— BEGIN —
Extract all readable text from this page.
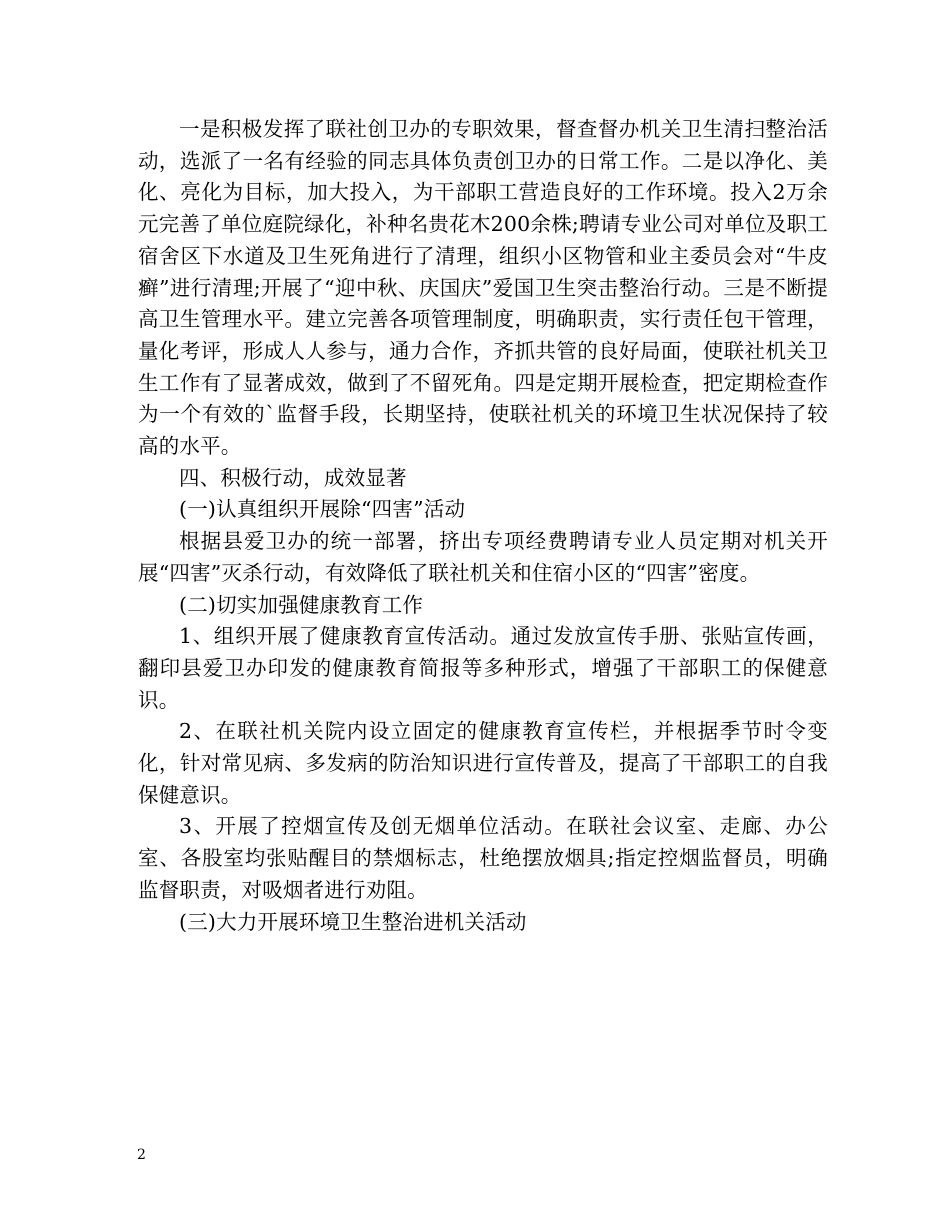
一是积极发挥了联社创卫办的专职效果，督查督办机关卫生清扫整治活动，选派了一名有经验的同志具体负责创卫办的日常工作。二是以净化、美化、亮化为目标，加大投入，为干部职工营造良好的工作环境。投入2万余元完善了单位庭院绿化，补种名贵花木200余株;聘请专业公司对单位及职工宿舍区下水道及卫生死角进行了清理，组织小区物管和业主委员会对“牛皮癣”进行清理;开展了“迎中秋、庆国庆”爱国卫生突击整治行动。三是不断提高卫生管理水平。建立完善各项管理制度，明确职责，实行责任包干管理，量化考评，形成人人参与，通力合作，齐抓共管的良好局面，使联社机关卫生工作有了显著成效，做到了不留死角。四是定期开展检查，把定期检查作为一个有效的`监督手段，长期坚持，使联社机关的环境卫生状况保持了较高的水平。

四、积极行动，成效显著

(一)认真组织开展除“四害”活动

根据县爱卫办的统一部署，挤出专项经费聘请专业人员定期对机关开展“四害”灭杀行动，有效降低了联社机关和住宿小区的“四害”密度。

(二)切实加强健康教育工作

1、组织开展了健康教育宣传活动。通过发放宣传手册、张贴宣传画，翻印县爱卫办印发的健康教育简报等多种形式，增强了干部职工的保健意识。

2、在联社机关院内设立固定的健康教育宣传栏，并根据季节时令变化，针对常见病、多发病的防治知识进行宣传普及，提高了干部职工的自我保健意识。

3、开展了控烟宣传及创无烟单位活动。在联社会议室、走廊、办公室、各股室均张贴醒目的禁烟标志，杜绝摆放烟具;指定控烟监督员，明确监督职责，对吸烟者进行劝阻。

(三)大力开展环境卫生整治进机关活动

2
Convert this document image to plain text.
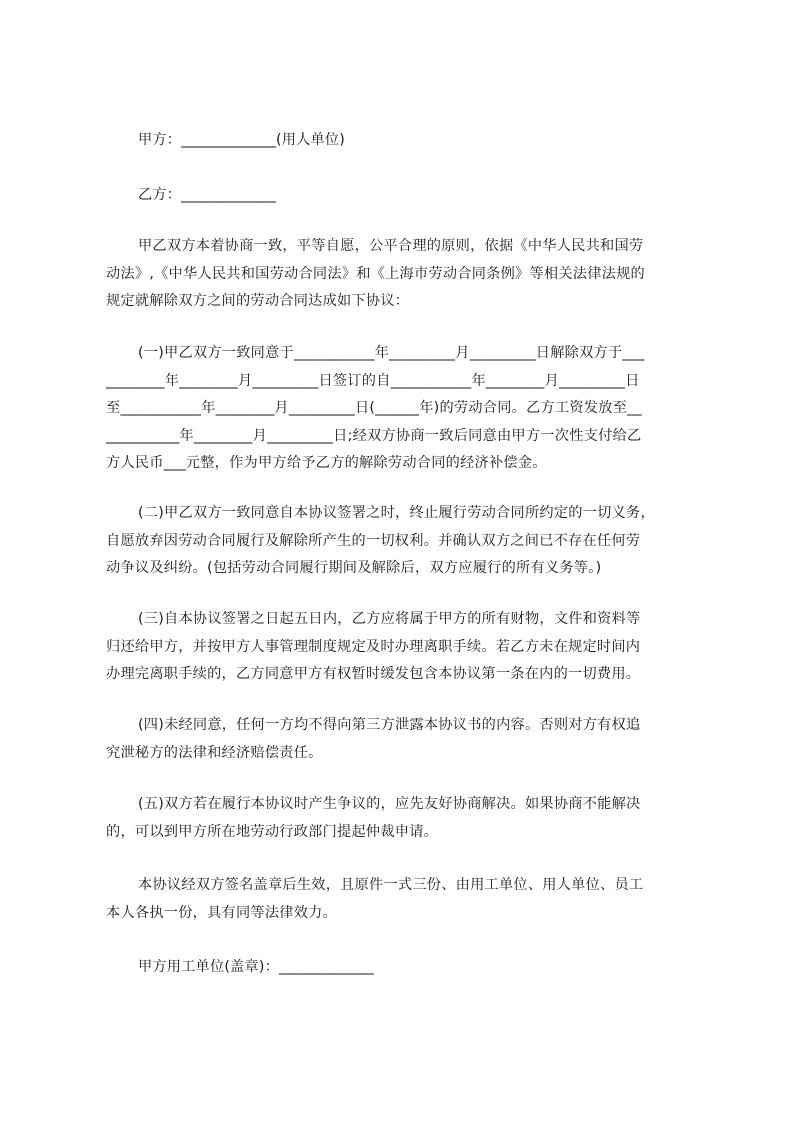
甲方：_____________(用人单位)
乙方：_____________
甲乙双方本着协商一致，平等自愿，公平合理的原则，依据《中华人民共和国劳
动法》,《中华人民共和国劳动合同法》和《上海市劳动合同条例》等相关法律法规的
规定就解除双方之间的劳动合同达成如下协议：
(一)甲乙双方一致同意于___________年_________月_________日解除双方于___
________年________月_________日签订的自___________年________月_________日
至___________年________月_________日(______年)的劳动合同。乙方工资发放至__
__________年________月_________日;经双方协商一致后同意由甲方一次性支付给乙
方人民币___元整，作为甲方给予乙方的解除劳动合同的经济补偿金。
(二)甲乙双方一致同意自本协议签署之时，终止履行劳动合同所约定的一切义务，
自愿放弃因劳动合同履行及解除所产生的一切权利。并确认双方之间已不存在任何劳
动争议及纠纷。(包括劳动合同履行期间及解除后，双方应履行的所有义务等。)
(三)自本协议签署之日起五日内，乙方应将属于甲方的所有财物，文件和资料等
归还给甲方，并按甲方人事管理制度规定及时办理离职手续。若乙方未在规定时间内
办理完离职手续的，乙方同意甲方有权暂时缓发包含本协议第一条在内的一切费用。
(四)未经同意，任何一方均不得向第三方泄露本协议书的内容。否则对方有权追
究泄秘方的法律和经济赔偿责任。
(五)双方若在履行本协议时产生争议的，应先友好协商解决。如果协商不能解决
的，可以到甲方所在地劳动行政部门提起仲裁申请。
本协议经双方签名盖章后生效，且原件一式三份、由用工单位、用人单位、员工
本人各执一份，具有同等法律效力。
甲方用工单位(盖章)：_____________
— END —
Write every record out again exactly; no pictures belong in the copy.

Extract all readable text from this page.
一是积极发挥了联社创卫办的专职效果，督查督办机关卫生清扫整治活动，选派了一名有经验的同志具体负责创卫办的日常工作。二是以净化、美化、亮化为目标，加大投入，为干部职工营造良好的工作环境。投入2万余元完善了单位庭院绿化，补种名贵花木200余株;聘请专业公司对单位及职工宿舍区下水道及卫生死角进行了清理，组织小区物管和业主委员会对“牛皮癣”进行清理;开展了“迎中秋、庆国庆”爱国卫生突击整治行动。三是不断提高卫生管理水平。建立完善各项管理制度，明确职责，实行责任包干管理，量化考评，形成人人参与，通力合作，齐抓共管的良好局面，使联社机关卫生工作有了显著成效，做到了不留死角。四是定期开展检查，把定期检查作为一个有效的`监督手段，长期坚持，使联社机关的环境卫生状况保持了较高的水平。

四、积极行动，成效显著

(一)认真组织开展除“四害”活动

根据县爱卫办的统一部署，挤出专项经费聘请专业人员定期对机关开展“四害”灭杀行动，有效降低了联社机关和住宿小区的“四害”密度。

(二)切实加强健康教育工作

1、组织开展了健康教育宣传活动。通过发放宣传手册、张贴宣传画，翻印县爱卫办印发的健康教育简报等多种形式，增强了干部职工的保健意识。

2、在联社机关院内设立固定的健康教育宣传栏，并根据季节时令变化，针对常见病、多发病的防治知识进行宣传普及，提高了干部职工的自我保健意识。

3、开展了控烟宣传及创无烟单位活动。在联社会议室、走廊、办公室、各股室均张贴醒目的禁烟标志，杜绝摆放烟具;指定控烟监督员，明确监督职责，对吸烟者进行劝阻。

(三)大力开展环境卫生整治进机关活动

2
Convert this document image to plain text.
甲方：_____________(用人单位)
乙方：_____________
甲乙双方本着协商一致，平等自愿，公平合理的原则，依据《中华人民共和国劳
动法》,《中华人民共和国劳动合同法》和《上海市劳动合同条例》等相关法律法规的
规定就解除双方之间的劳动合同达成如下协议：
(一)甲乙双方一致同意于___________年_________月_________日解除双方于___
________年________月_________日签订的自___________年________月_________日
至___________年________月_________日(______年)的劳动合同。乙方工资发放至__
__________年________月_________日;经双方协商一致后同意由甲方一次性支付给乙
方人民币___元整，作为甲方给予乙方的解除劳动合同的经济补偿金。
(二)甲乙双方一致同意自本协议签署之时，终止履行劳动合同所约定的一切义务，
自愿放弃因劳动合同履行及解除所产生的一切权利。并确认双方之间已不存在任何劳
动争议及纠纷。(包括劳动合同履行期间及解除后，双方应履行的所有义务等。)
(三)自本协议签署之日起五日内，乙方应将属于甲方的所有财物，文件和资料等
归还给甲方，并按甲方人事管理制度规定及时办理离职手续。若乙方未在规定时间内
办理完离职手续的，乙方同意甲方有权暂时缓发包含本协议第一条在内的一切费用。
(四)未经同意，任何一方均不得向第三方泄露本协议书的内容。否则对方有权追
究泄秘方的法律和经济赔偿责任。
(五)双方若在履行本协议时产生争议的，应先友好协商解决。如果协商不能解决
的，可以到甲方所在地劳动行政部门提起仲裁申请。
本协议经双方签名盖章后生效，且原件一式三份、由用工单位、用人单位、员工
本人各执一份，具有同等法律效力。
甲方用工单位(盖章)：_____________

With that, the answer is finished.